DATASET EXTRACT:
--- BEGIN ---

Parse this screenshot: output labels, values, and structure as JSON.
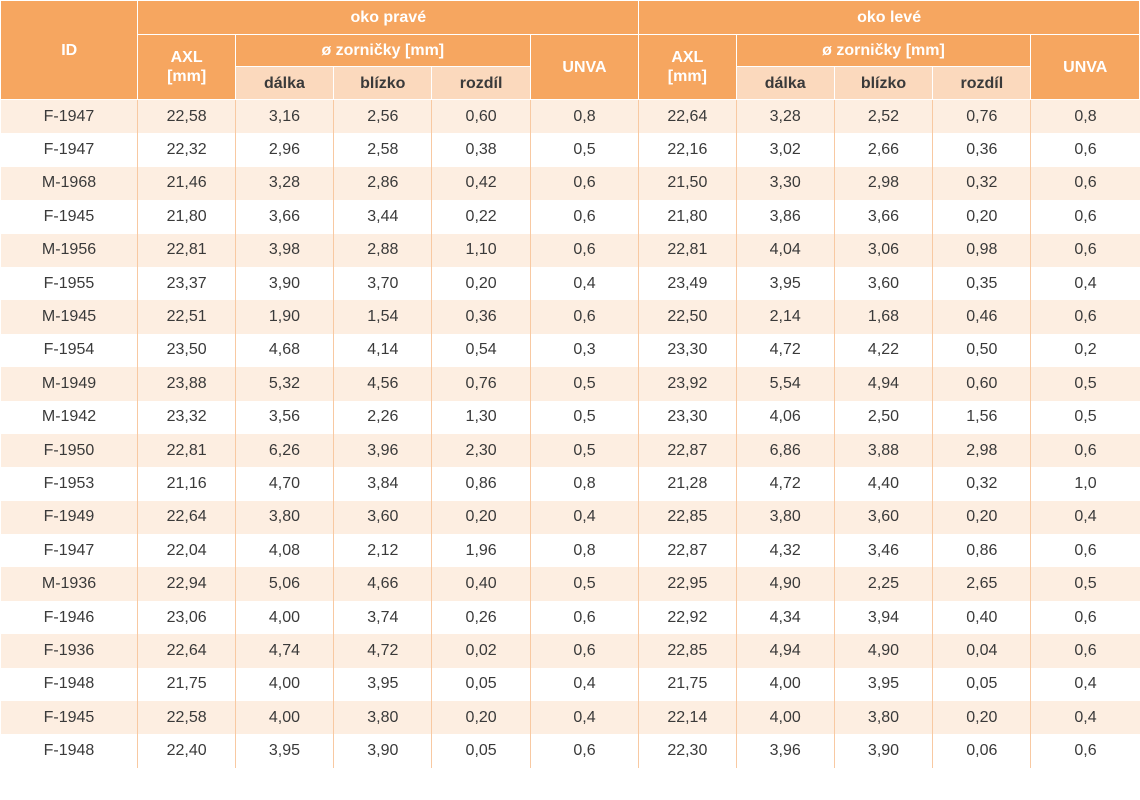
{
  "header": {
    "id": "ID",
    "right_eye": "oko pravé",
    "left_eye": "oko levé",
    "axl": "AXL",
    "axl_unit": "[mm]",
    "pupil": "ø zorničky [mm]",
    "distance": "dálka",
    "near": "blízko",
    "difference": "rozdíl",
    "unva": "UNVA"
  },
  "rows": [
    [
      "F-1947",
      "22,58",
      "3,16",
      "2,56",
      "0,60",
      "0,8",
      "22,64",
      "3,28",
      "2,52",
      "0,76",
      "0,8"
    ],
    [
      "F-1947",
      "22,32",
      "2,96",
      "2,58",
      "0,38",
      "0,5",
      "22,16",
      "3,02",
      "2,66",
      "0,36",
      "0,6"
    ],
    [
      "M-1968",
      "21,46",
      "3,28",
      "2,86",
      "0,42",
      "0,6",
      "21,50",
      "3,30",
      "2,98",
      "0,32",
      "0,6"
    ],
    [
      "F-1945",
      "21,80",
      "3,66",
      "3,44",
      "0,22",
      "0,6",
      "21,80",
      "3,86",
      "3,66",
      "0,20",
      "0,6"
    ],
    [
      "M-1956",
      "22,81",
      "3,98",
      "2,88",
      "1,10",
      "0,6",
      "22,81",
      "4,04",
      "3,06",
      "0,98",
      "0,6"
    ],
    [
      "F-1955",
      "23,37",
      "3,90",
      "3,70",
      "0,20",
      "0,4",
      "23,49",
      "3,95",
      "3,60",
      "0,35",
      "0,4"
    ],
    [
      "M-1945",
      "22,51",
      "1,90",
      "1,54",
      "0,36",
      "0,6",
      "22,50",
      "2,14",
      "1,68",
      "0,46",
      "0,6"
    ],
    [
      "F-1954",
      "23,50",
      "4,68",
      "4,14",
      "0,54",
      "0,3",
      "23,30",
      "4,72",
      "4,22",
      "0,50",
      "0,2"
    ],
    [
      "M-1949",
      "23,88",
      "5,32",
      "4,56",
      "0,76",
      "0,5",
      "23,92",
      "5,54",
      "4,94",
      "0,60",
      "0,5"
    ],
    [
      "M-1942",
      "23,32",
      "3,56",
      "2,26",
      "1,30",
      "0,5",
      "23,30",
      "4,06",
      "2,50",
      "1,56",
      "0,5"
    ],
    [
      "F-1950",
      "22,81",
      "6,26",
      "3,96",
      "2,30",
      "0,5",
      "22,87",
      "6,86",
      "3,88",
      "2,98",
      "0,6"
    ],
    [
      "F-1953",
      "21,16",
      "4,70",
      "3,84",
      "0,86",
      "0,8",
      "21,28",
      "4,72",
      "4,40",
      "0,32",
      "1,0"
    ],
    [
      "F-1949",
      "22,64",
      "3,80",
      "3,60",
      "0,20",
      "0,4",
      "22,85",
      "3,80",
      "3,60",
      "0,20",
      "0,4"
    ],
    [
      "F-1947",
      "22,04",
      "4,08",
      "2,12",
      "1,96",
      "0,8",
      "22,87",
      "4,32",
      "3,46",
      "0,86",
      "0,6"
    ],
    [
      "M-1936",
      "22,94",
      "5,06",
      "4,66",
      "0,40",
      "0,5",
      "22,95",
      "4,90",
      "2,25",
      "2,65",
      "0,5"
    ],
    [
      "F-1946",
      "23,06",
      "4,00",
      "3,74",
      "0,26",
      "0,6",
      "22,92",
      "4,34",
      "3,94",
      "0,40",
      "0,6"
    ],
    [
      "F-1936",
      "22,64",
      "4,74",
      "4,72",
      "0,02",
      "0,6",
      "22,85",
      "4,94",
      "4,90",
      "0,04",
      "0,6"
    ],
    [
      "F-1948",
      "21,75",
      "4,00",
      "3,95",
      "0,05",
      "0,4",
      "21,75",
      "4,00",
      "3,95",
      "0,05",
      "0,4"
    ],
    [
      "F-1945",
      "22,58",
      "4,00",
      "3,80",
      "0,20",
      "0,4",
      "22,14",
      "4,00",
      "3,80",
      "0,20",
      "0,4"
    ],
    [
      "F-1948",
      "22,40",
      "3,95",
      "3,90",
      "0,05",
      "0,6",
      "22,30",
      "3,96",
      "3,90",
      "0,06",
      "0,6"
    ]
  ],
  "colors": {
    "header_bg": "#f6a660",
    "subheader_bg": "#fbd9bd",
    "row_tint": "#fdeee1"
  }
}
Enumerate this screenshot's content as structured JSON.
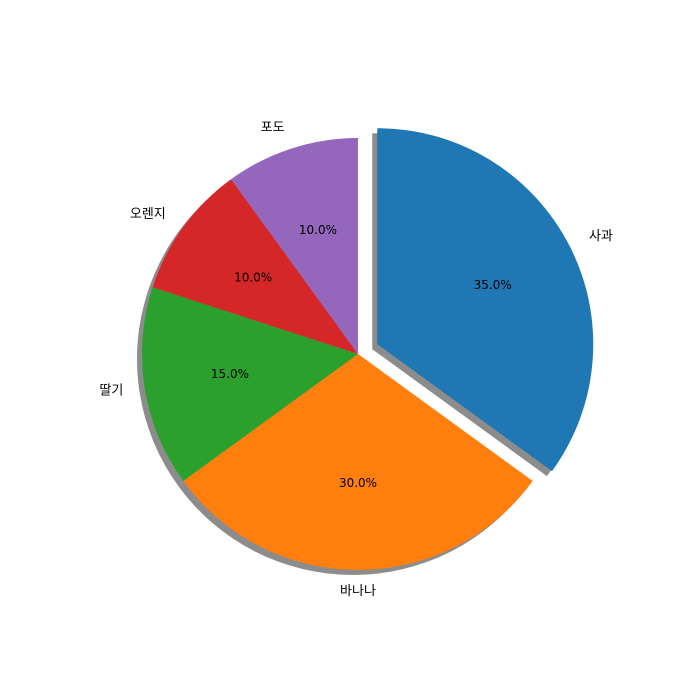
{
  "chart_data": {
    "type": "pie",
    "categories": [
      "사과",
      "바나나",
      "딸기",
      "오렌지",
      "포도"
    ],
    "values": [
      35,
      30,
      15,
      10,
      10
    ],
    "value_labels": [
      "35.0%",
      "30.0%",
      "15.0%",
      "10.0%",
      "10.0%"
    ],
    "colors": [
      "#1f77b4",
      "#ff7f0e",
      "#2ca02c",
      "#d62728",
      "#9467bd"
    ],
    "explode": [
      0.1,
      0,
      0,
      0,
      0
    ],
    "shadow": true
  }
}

--- END ---

PROBLEM TO SOLVE:
Output every entry verbatim. Pictures do not belong in the copy.

RESPONSE TO THE TASK:
Parse this screenshot: output labels, values, and structure as JSON.
{
  "header": {
    "id": "ID",
    "right_eye": "oko pravé",
    "left_eye": "oko levé",
    "axl": "AXL",
    "axl_unit": "[mm]",
    "pupil": "ø zorničky [mm]",
    "distance": "dálka",
    "near": "blízko",
    "difference": "rozdíl",
    "unva": "UNVA"
  },
  "rows": [
    [
      "F-1947",
      "22,58",
      "3,16",
      "2,56",
      "0,60",
      "0,8",
      "22,64",
      "3,28",
      "2,52",
      "0,76",
      "0,8"
    ],
    [
      "F-1947",
      "22,32",
      "2,96",
      "2,58",
      "0,38",
      "0,5",
      "22,16",
      "3,02",
      "2,66",
      "0,36",
      "0,6"
    ],
    [
      "M-1968",
      "21,46",
      "3,28",
      "2,86",
      "0,42",
      "0,6",
      "21,50",
      "3,30",
      "2,98",
      "0,32",
      "0,6"
    ],
    [
      "F-1945",
      "21,80",
      "3,66",
      "3,44",
      "0,22",
      "0,6",
      "21,80",
      "3,86",
      "3,66",
      "0,20",
      "0,6"
    ],
    [
      "M-1956",
      "22,81",
      "3,98",
      "2,88",
      "1,10",
      "0,6",
      "22,81",
      "4,04",
      "3,06",
      "0,98",
      "0,6"
    ],
    [
      "F-1955",
      "23,37",
      "3,90",
      "3,70",
      "0,20",
      "0,4",
      "23,49",
      "3,95",
      "3,60",
      "0,35",
      "0,4"
    ],
    [
      "M-1945",
      "22,51",
      "1,90",
      "1,54",
      "0,36",
      "0,6",
      "22,50",
      "2,14",
      "1,68",
      "0,46",
      "0,6"
    ],
    [
      "F-1954",
      "23,50",
      "4,68",
      "4,14",
      "0,54",
      "0,3",
      "23,30",
      "4,72",
      "4,22",
      "0,50",
      "0,2"
    ],
    [
      "M-1949",
      "23,88",
      "5,32",
      "4,56",
      "0,76",
      "0,5",
      "23,92",
      "5,54",
      "4,94",
      "0,60",
      "0,5"
    ],
    [
      "M-1942",
      "23,32",
      "3,56",
      "2,26",
      "1,30",
      "0,5",
      "23,30",
      "4,06",
      "2,50",
      "1,56",
      "0,5"
    ],
    [
      "F-1950",
      "22,81",
      "6,26",
      "3,96",
      "2,30",
      "0,5",
      "22,87",
      "6,86",
      "3,88",
      "2,98",
      "0,6"
    ],
    [
      "F-1953",
      "21,16",
      "4,70",
      "3,84",
      "0,86",
      "0,8",
      "21,28",
      "4,72",
      "4,40",
      "0,32",
      "1,0"
    ],
    [
      "F-1949",
      "22,64",
      "3,80",
      "3,60",
      "0,20",
      "0,4",
      "22,85",
      "3,80",
      "3,60",
      "0,20",
      "0,4"
    ],
    [
      "F-1947",
      "22,04",
      "4,08",
      "2,12",
      "1,96",
      "0,8",
      "22,87",
      "4,32",
      "3,46",
      "0,86",
      "0,6"
    ],
    [
      "M-1936",
      "22,94",
      "5,06",
      "4,66",
      "0,40",
      "0,5",
      "22,95",
      "4,90",
      "2,25",
      "2,65",
      "0,5"
    ],
    [
      "F-1946",
      "23,06",
      "4,00",
      "3,74",
      "0,26",
      "0,6",
      "22,92",
      "4,34",
      "3,94",
      "0,40",
      "0,6"
    ],
    [
      "F-1936",
      "22,64",
      "4,74",
      "4,72",
      "0,02",
      "0,6",
      "22,85",
      "4,94",
      "4,90",
      "0,04",
      "0,6"
    ],
    [
      "F-1948",
      "21,75",
      "4,00",
      "3,95",
      "0,05",
      "0,4",
      "21,75",
      "4,00",
      "3,95",
      "0,05",
      "0,4"
    ],
    [
      "F-1945",
      "22,58",
      "4,00",
      "3,80",
      "0,20",
      "0,4",
      "22,14",
      "4,00",
      "3,80",
      "0,20",
      "0,4"
    ],
    [
      "F-1948",
      "22,40",
      "3,95",
      "3,90",
      "0,05",
      "0,6",
      "22,30",
      "3,96",
      "3,90",
      "0,06",
      "0,6"
    ]
  ],
  "colors": {
    "header_bg": "#f6a660",
    "subheader_bg": "#fbd9bd",
    "row_tint": "#fdeee1"
  }
}
Enumerate this screenshot's content as structured JSON.
{
  "chart_data": {
    "type": "pie",
    "categories": [
      "사과",
      "바나나",
      "딸기",
      "오렌지",
      "포도"
    ],
    "values": [
      35,
      30,
      15,
      10,
      10
    ],
    "value_labels": [
      "35.0%",
      "30.0%",
      "15.0%",
      "10.0%",
      "10.0%"
    ],
    "colors": [
      "#1f77b4",
      "#ff7f0e",
      "#2ca02c",
      "#d62728",
      "#9467bd"
    ],
    "explode": [
      0.1,
      0,
      0,
      0,
      0
    ],
    "shadow": true
  }
}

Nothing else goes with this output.